WHAT IS ASKED
In the listing below, pick out lines with "zakoupeno".

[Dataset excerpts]
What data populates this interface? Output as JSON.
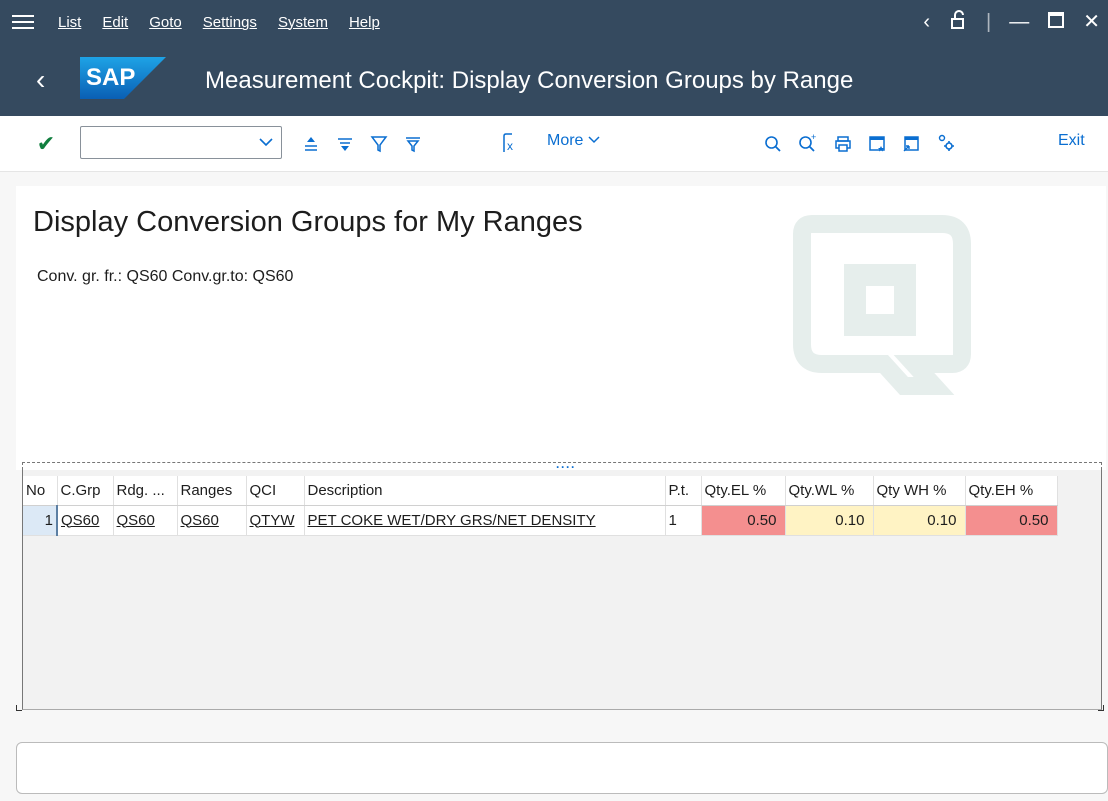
{
  "menu": {
    "items": [
      {
        "label": "List"
      },
      {
        "label": "Edit"
      },
      {
        "label": "Goto"
      },
      {
        "label": "Settings"
      },
      {
        "label": "System"
      },
      {
        "label": "Help"
      }
    ]
  },
  "titlebar": {
    "logo_text": "SAP",
    "title": "Measurement Cockpit: Display Conversion Groups by Range"
  },
  "toolbar": {
    "command_value": "",
    "more_label": "More",
    "exit_label": "Exit",
    "icons": [
      "check-icon",
      "sort-ascending-icon",
      "sort-descending-icon",
      "filter-icon",
      "filter-settings-icon",
      "formula-icon",
      "search-icon",
      "search-next-icon",
      "print-icon",
      "window-favorite-icon",
      "window-new-icon",
      "settings-icon"
    ]
  },
  "header": {
    "heading": "Display Conversion Groups for My Ranges",
    "subheading": "Conv. gr. fr.: QS60 Conv.gr.to: QS60"
  },
  "grid": {
    "columns": [
      "No",
      "C.Grp",
      "Rdg. ...",
      "Ranges",
      "QCI",
      "Description",
      "P.t.",
      "Qty.EL %",
      "Qty.WL %",
      "Qty WH %",
      "Qty.EH %"
    ],
    "rows": [
      {
        "no": "1",
        "cgrp": "QS60",
        "rdg": "QS60",
        "ranges": "QS60",
        "qci": "QTYW",
        "description": "PET COKE WET/DRY GRS/NET DENSITY",
        "pt": "1",
        "qty_el": "0.50",
        "qty_wl": "0.10",
        "qty_wh": "0.10",
        "qty_eh": "0.50"
      }
    ]
  },
  "colors": {
    "shell": "#354a5f",
    "limit_error": "#f48f8f",
    "limit_warning": "#fff3c4",
    "accent": "#0a6ed1"
  }
}
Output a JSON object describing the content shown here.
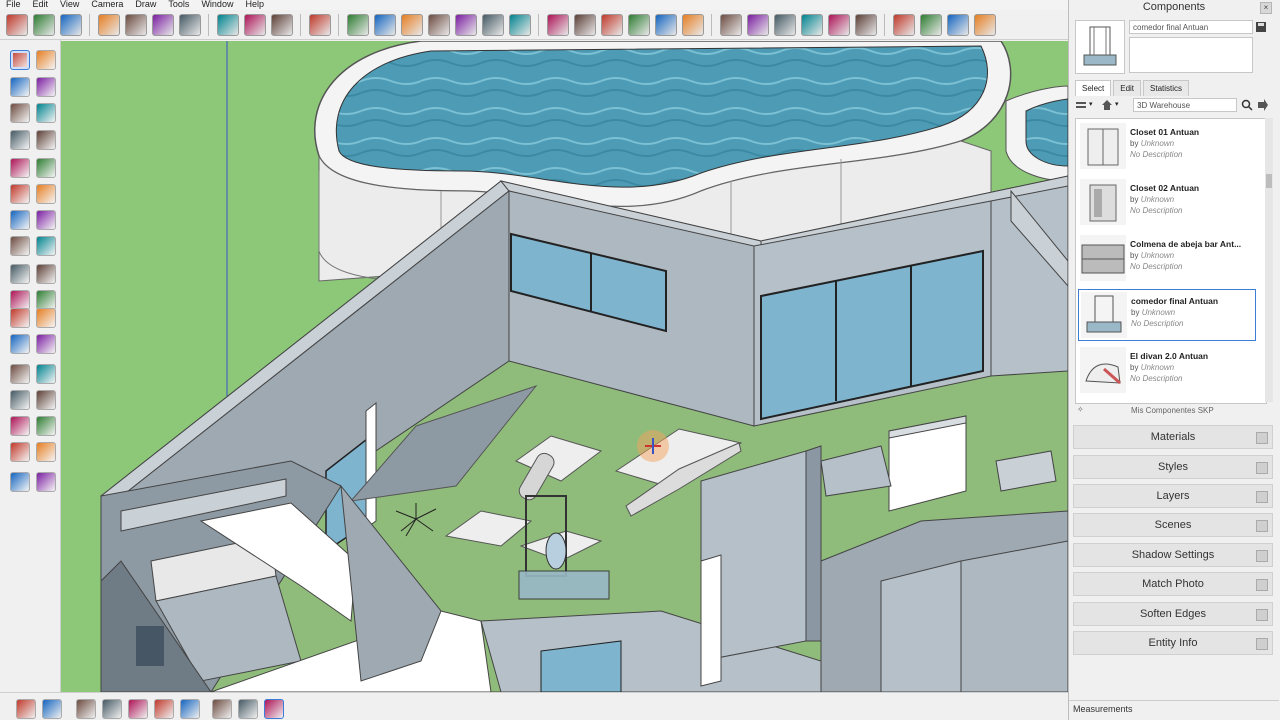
{
  "menu": [
    "File",
    "Edit",
    "View",
    "Camera",
    "Draw",
    "Tools",
    "Window",
    "Help"
  ],
  "panel": {
    "title": "Components",
    "close_glyph": "×",
    "selected_name": "comedor final Antuan",
    "tabs": [
      "Select",
      "Edit",
      "Statistics"
    ],
    "search_value": "3D Warehouse",
    "items": [
      {
        "name": "Closet 01 Antuan",
        "by": "by",
        "author": "Unknown",
        "desc": "No Description",
        "selected": false
      },
      {
        "name": "Closet 02 Antuan",
        "by": "by",
        "author": "Unknown",
        "desc": "No Description",
        "selected": false
      },
      {
        "name": "Colmena de abeja bar Ant...",
        "by": "by",
        "author": "Unknown",
        "desc": "No Description",
        "selected": false
      },
      {
        "name": "comedor final Antuan",
        "by": "by",
        "author": "Unknown",
        "desc": "No Description",
        "selected": true
      },
      {
        "name": "El divan 2.0 Antuan",
        "by": "by",
        "author": "Unknown",
        "desc": "No Description",
        "selected": false
      }
    ],
    "collection": "Mis Componentes SKP",
    "trays": [
      "Materials",
      "Styles",
      "Layers",
      "Scenes",
      "Shadow Settings",
      "Match Photo",
      "Soften Edges",
      "Entity Info"
    ],
    "measurements_label": "Measurements"
  },
  "colors": {
    "grass": "#8cc878",
    "floor": "#8fbc7a",
    "wall": "#a9b4bd",
    "wall_dark": "#8b98a3",
    "water": "#4e9bb5",
    "glass": "#7fb4cf",
    "selection": "#3b7dd8"
  },
  "icons": {
    "toolbar": [
      "get-models-icon",
      "open-icon",
      "save-icon",
      "cut-icon",
      "copy-icon",
      "paste-icon",
      "erase-icon",
      "undo-icon",
      "redo-icon",
      "print-icon",
      "model-info-icon",
      "camera-icon",
      "orbit-icon",
      "pan-icon",
      "zoom-icon",
      "walk-icon",
      "section-icon",
      "house-icon",
      "iso-view-icon",
      "top-view-icon",
      "front-view-icon",
      "right-view-icon",
      "back-view-icon",
      "left-view-icon",
      "xray-icon",
      "wireframe-icon",
      "hidden-line-icon",
      "shaded-icon",
      "textured-icon",
      "monochrome-icon",
      "warehouse-icon",
      "share-icon",
      "extension-icon",
      "ruby-icon"
    ]
  }
}
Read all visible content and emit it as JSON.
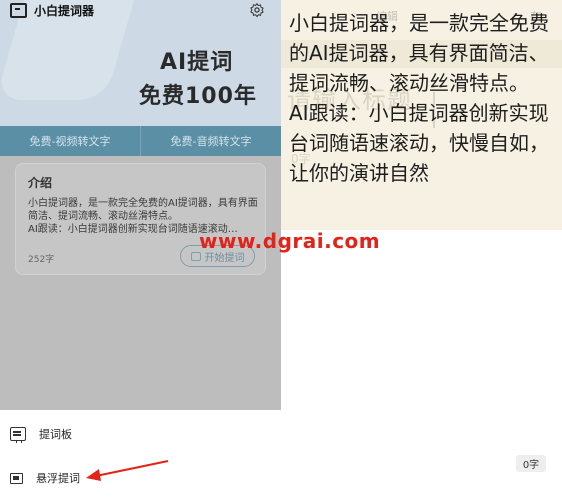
{
  "app": {
    "title": "小白提词器",
    "hero_line1": "AI提词",
    "hero_line2": "免费100年"
  },
  "tabs": [
    "免费-视频转文字",
    "免费-音频转文字"
  ],
  "card": {
    "title": "介绍",
    "text": "小白提词器，是一款完全免费的AI提词器，具有界面简洁、提词流畅、滚动丝滑特点。\nAI跟读：小白提词器创新实现台词随语速滚动…",
    "count": "252字",
    "start_button": "开始提词"
  },
  "prompter": {
    "text": "小白提词器，是一款完全免费的AI提词器，具有界面简洁、提词流畅、滚动丝滑特点。\nAI跟读：小白提词器创新实现台词随语速滚动，快慢自如，让你的演讲自然",
    "bg_edit": "编辑",
    "bg_save": "存",
    "bg_title": "请输入标题",
    "bg_count": "0字"
  },
  "watermark": "www.dgrai.com",
  "sheet": {
    "items": [
      {
        "label": "提词板",
        "icon": "prompter-board-icon"
      },
      {
        "label": "悬浮提词",
        "icon": "floating-prompter-icon"
      }
    ],
    "char_count": "0字"
  },
  "colors": {
    "tab_bar": "#5a8fa6",
    "hero": "#cdd9e4",
    "prompter_bg": "#f6f1e2",
    "watermark": "#e2231a",
    "arrow": "#e2231a"
  }
}
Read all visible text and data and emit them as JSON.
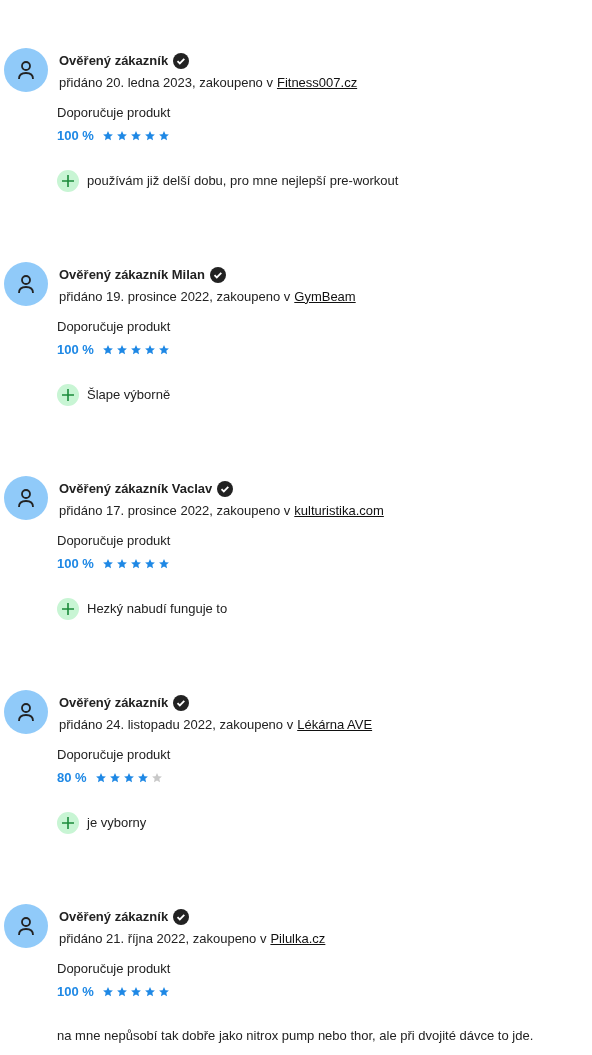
{
  "reviews": [
    {
      "author": "Ověřený zákazník",
      "verified": true,
      "date": "přidáno 20. ledna 2023, zakoupeno v",
      "shop": "Fitness007.cz",
      "recommend": "Doporučuje produkt",
      "percent": "100 %",
      "stars": 5,
      "comments": [
        {
          "kind": "pro",
          "text": "používám již delší dobu, pro mne nejlepší pre-workout"
        }
      ]
    },
    {
      "author": "Ověřený zákazník Milan",
      "verified": true,
      "date": "přidáno 19. prosince 2022, zakoupeno v",
      "shop": "GymBeam",
      "recommend": "Doporučuje produkt",
      "percent": "100 %",
      "stars": 5,
      "comments": [
        {
          "kind": "pro",
          "text": "Šlape výborně"
        }
      ]
    },
    {
      "author": "Ověřený zákazník Vaclav",
      "verified": true,
      "date": "přidáno 17. prosince 2022, zakoupeno v",
      "shop": "kulturistika.com",
      "recommend": "Doporučuje produkt",
      "percent": "100 %",
      "stars": 5,
      "comments": [
        {
          "kind": "pro",
          "text": "Hezký nabudí funguje to"
        }
      ]
    },
    {
      "author": "Ověřený zákazník",
      "verified": true,
      "date": "přidáno 24. listopadu 2022, zakoupeno v",
      "shop": "Lékárna AVE",
      "recommend": "Doporučuje produkt",
      "percent": "80 %",
      "stars": 4,
      "comments": [
        {
          "kind": "pro",
          "text": "je vyborny"
        }
      ]
    },
    {
      "author": "Ověřený zákazník",
      "verified": true,
      "date": "přidáno 21. října 2022, zakoupeno v",
      "shop": "Pilulka.cz",
      "recommend": "Doporučuje produkt",
      "percent": "100 %",
      "stars": 5,
      "comments": [
        {
          "kind": "text",
          "text": "na mne nepůsobí tak dobře jako nitrox pump nebo thor, ale při dvojité dávce to jde."
        }
      ]
    }
  ]
}
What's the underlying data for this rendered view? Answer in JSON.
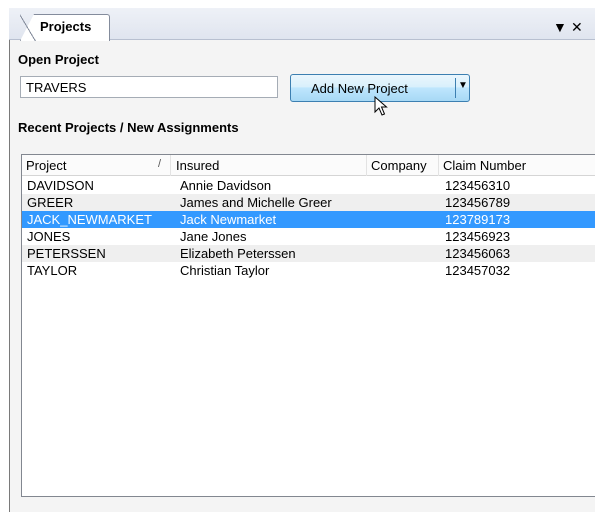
{
  "window": {
    "tab_title": "Projects",
    "pin_icon": "dropdown-pin-icon",
    "close_icon": "close-icon"
  },
  "open_project": {
    "heading": "Open Project",
    "input_value": "TRAVERS",
    "add_button_label": "Add New Project",
    "split_arrow_icon": "chevron-down-icon"
  },
  "recent": {
    "heading": "Recent Projects / New Assignments",
    "columns": [
      "Project",
      "Insured",
      "Company",
      "Claim Number"
    ],
    "sort_indicator": "/",
    "rows": [
      {
        "project": "DAVIDSON",
        "insured": "Annie Davidson",
        "company": "",
        "claim": "123456310"
      },
      {
        "project": "GREER",
        "insured": "James and Michelle Greer",
        "company": "",
        "claim": "123456789"
      },
      {
        "project": "JACK_NEWMARKET",
        "insured": "Jack Newmarket",
        "company": "",
        "claim": "123789173"
      },
      {
        "project": "JONES",
        "insured": "Jane Jones",
        "company": "",
        "claim": "123456923"
      },
      {
        "project": "PETERSSEN",
        "insured": "Elizabeth Peterssen",
        "company": "",
        "claim": "123456063"
      },
      {
        "project": "TAYLOR",
        "insured": "Christian Taylor",
        "company": "",
        "claim": "123457032"
      }
    ],
    "selected_row": "JACK_NEWMARKET"
  },
  "colors": {
    "selection": "#3399ff",
    "button_border": "#3c7fb1"
  }
}
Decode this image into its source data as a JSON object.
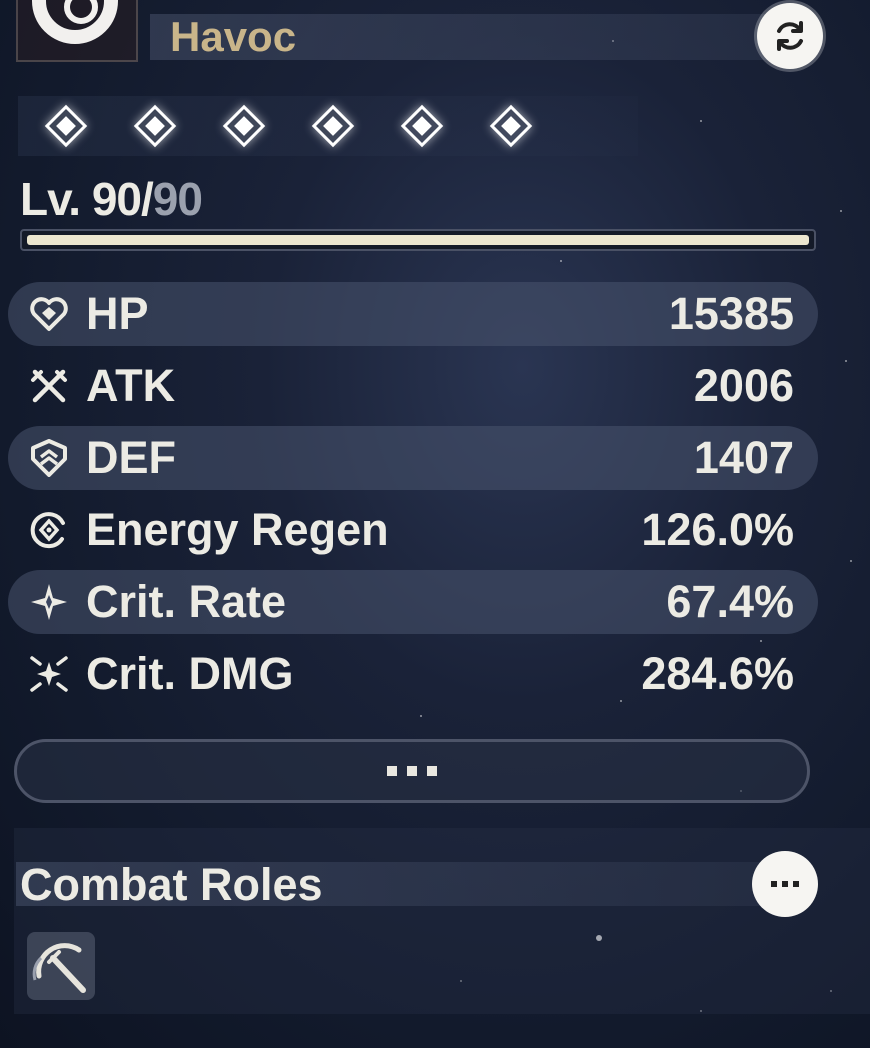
{
  "character": {
    "name": "Havoc"
  },
  "sequence": {
    "nodes": 6,
    "unlocked": 6
  },
  "level": {
    "current": "90",
    "separator": "/",
    "max": "90",
    "prefix": "Lv. ",
    "progress": 1.0
  },
  "stats": [
    {
      "icon": "heart-icon",
      "label": "HP",
      "value": "15385"
    },
    {
      "icon": "crossed-swords-icon",
      "label": "ATK",
      "value": "2006"
    },
    {
      "icon": "shield-icon",
      "label": "DEF",
      "value": "1407"
    },
    {
      "icon": "energy-regen-icon",
      "label": "Energy Regen",
      "value": "126.0%"
    },
    {
      "icon": "crit-rate-icon",
      "label": "Crit. Rate",
      "value": "67.4%"
    },
    {
      "icon": "crit-dmg-icon",
      "label": "Crit. DMG",
      "value": "284.6%"
    }
  ],
  "roles": {
    "title": "Combat Roles",
    "items": [
      {
        "icon": "scythe-blade-icon"
      }
    ]
  },
  "colors": {
    "name": "#c9b58a",
    "text": "#ecebe4",
    "bar": "#ece6cf"
  }
}
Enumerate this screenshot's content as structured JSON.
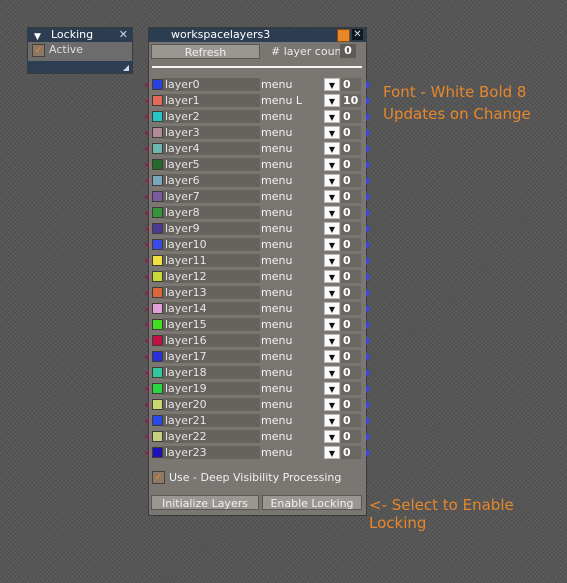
{
  "locking_node": {
    "title": "Locking",
    "active_label": "Active",
    "active_checked": true
  },
  "panel": {
    "title": "workspacelayers3",
    "refresh_label": "Refresh",
    "layer_count_label": "# layer count",
    "layer_count_value": "0",
    "layers": [
      {
        "name": "layer0",
        "menu": "menu",
        "value": "0",
        "color": "#2742e0"
      },
      {
        "name": "layer1",
        "menu": "menu L",
        "value": "10",
        "color": "#e06a5a"
      },
      {
        "name": "layer2",
        "menu": "menu",
        "value": "0",
        "color": "#27c4c8"
      },
      {
        "name": "layer3",
        "menu": "menu",
        "value": "0",
        "color": "#b08a9a"
      },
      {
        "name": "layer4",
        "menu": "menu",
        "value": "0",
        "color": "#6ab8b0"
      },
      {
        "name": "layer5",
        "menu": "menu",
        "value": "0",
        "color": "#236a2c"
      },
      {
        "name": "layer6",
        "menu": "menu",
        "value": "0",
        "color": "#78a8c0"
      },
      {
        "name": "layer7",
        "menu": "menu",
        "value": "0",
        "color": "#7a5aa0"
      },
      {
        "name": "layer8",
        "menu": "menu",
        "value": "0",
        "color": "#34943c"
      },
      {
        "name": "layer9",
        "menu": "menu",
        "value": "0",
        "color": "#4a3a90"
      },
      {
        "name": "layer10",
        "menu": "menu",
        "value": "0",
        "color": "#3a4ae8"
      },
      {
        "name": "layer11",
        "menu": "menu",
        "value": "0",
        "color": "#f0e040"
      },
      {
        "name": "layer12",
        "menu": "menu",
        "value": "0",
        "color": "#c8d838"
      },
      {
        "name": "layer13",
        "menu": "menu",
        "value": "0",
        "color": "#d8683a"
      },
      {
        "name": "layer14",
        "menu": "menu",
        "value": "0",
        "color": "#e0a0d8"
      },
      {
        "name": "layer15",
        "menu": "menu",
        "value": "0",
        "color": "#40e020"
      },
      {
        "name": "layer16",
        "menu": "menu",
        "value": "0",
        "color": "#c01048"
      },
      {
        "name": "layer17",
        "menu": "menu",
        "value": "0",
        "color": "#2a30d8"
      },
      {
        "name": "layer18",
        "menu": "menu",
        "value": "0",
        "color": "#30c8a0"
      },
      {
        "name": "layer19",
        "menu": "menu",
        "value": "0",
        "color": "#28d840"
      },
      {
        "name": "layer20",
        "menu": "menu",
        "value": "0",
        "color": "#c8d870"
      },
      {
        "name": "layer21",
        "menu": "menu",
        "value": "0",
        "color": "#2848e8"
      },
      {
        "name": "layer22",
        "menu": "menu",
        "value": "0",
        "color": "#c8d080"
      },
      {
        "name": "layer23",
        "menu": "menu",
        "value": "0",
        "color": "#2010b8"
      }
    ],
    "deep_visibility_label": "Use - Deep Visibility Processing",
    "deep_visibility_checked": true,
    "initialize_label": "Initialize Layers",
    "enable_locking_label": "Enable Locking"
  },
  "annotations": {
    "font_note": "Font - White Bold 8",
    "updates_note": "Updates on Change",
    "select_note": "<- Select to Enable Locking"
  },
  "colors": {
    "accent": "#e8872a",
    "titlebar": "#2c3d52",
    "panel_bg": "#7a7672"
  }
}
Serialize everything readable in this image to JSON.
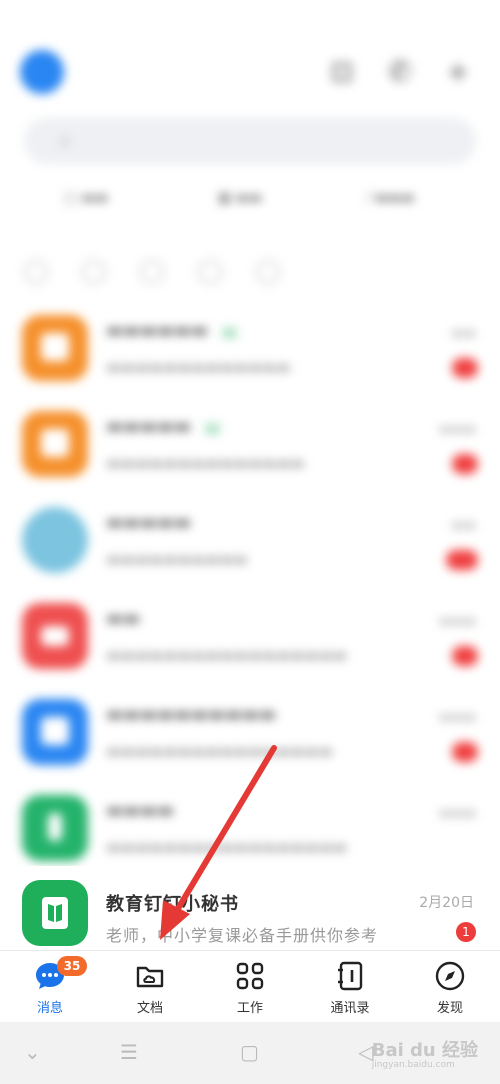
{
  "colors": {
    "accent": "#1a73e8",
    "badge": "#ee3b3b",
    "tab_badge": "#f36b2a",
    "arrow": "#e53935",
    "last_chat_avatar": "#1fae5a"
  },
  "last_chat": {
    "name": "教育钉钉小秘书",
    "date": "2月20日",
    "preview": "老师，中小学复课必备手册供你参考",
    "unread": "1",
    "avatar_icon": "open-book-icon"
  },
  "tabbar": {
    "tabs": [
      {
        "label": "消息",
        "icon": "chat-bubble-icon",
        "badge": "35",
        "active": true
      },
      {
        "label": "文档",
        "icon": "cloud-folder-icon",
        "active": false
      },
      {
        "label": "工作",
        "icon": "grid-apps-icon",
        "active": false
      },
      {
        "label": "通讯录",
        "icon": "contacts-book-icon",
        "active": false
      },
      {
        "label": "发现",
        "icon": "compass-icon",
        "active": false
      }
    ]
  },
  "watermark": {
    "text": "Bai du 经验",
    "sub": "jingyan.baidu.com"
  }
}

EXPECTED ANSWER
      "date": "přidáno 20. ledna 2023, zakoupeno v",
      "date": "přidáno 19. prosince 2022, zakoupeno v",
      "date": "přidáno 17. prosince 2022, zakoupeno v",
      "date": "přidáno 24. listopadu 2022, zakoupeno v",
      "date": "přidáno 21. října 2022, zakoupeno v",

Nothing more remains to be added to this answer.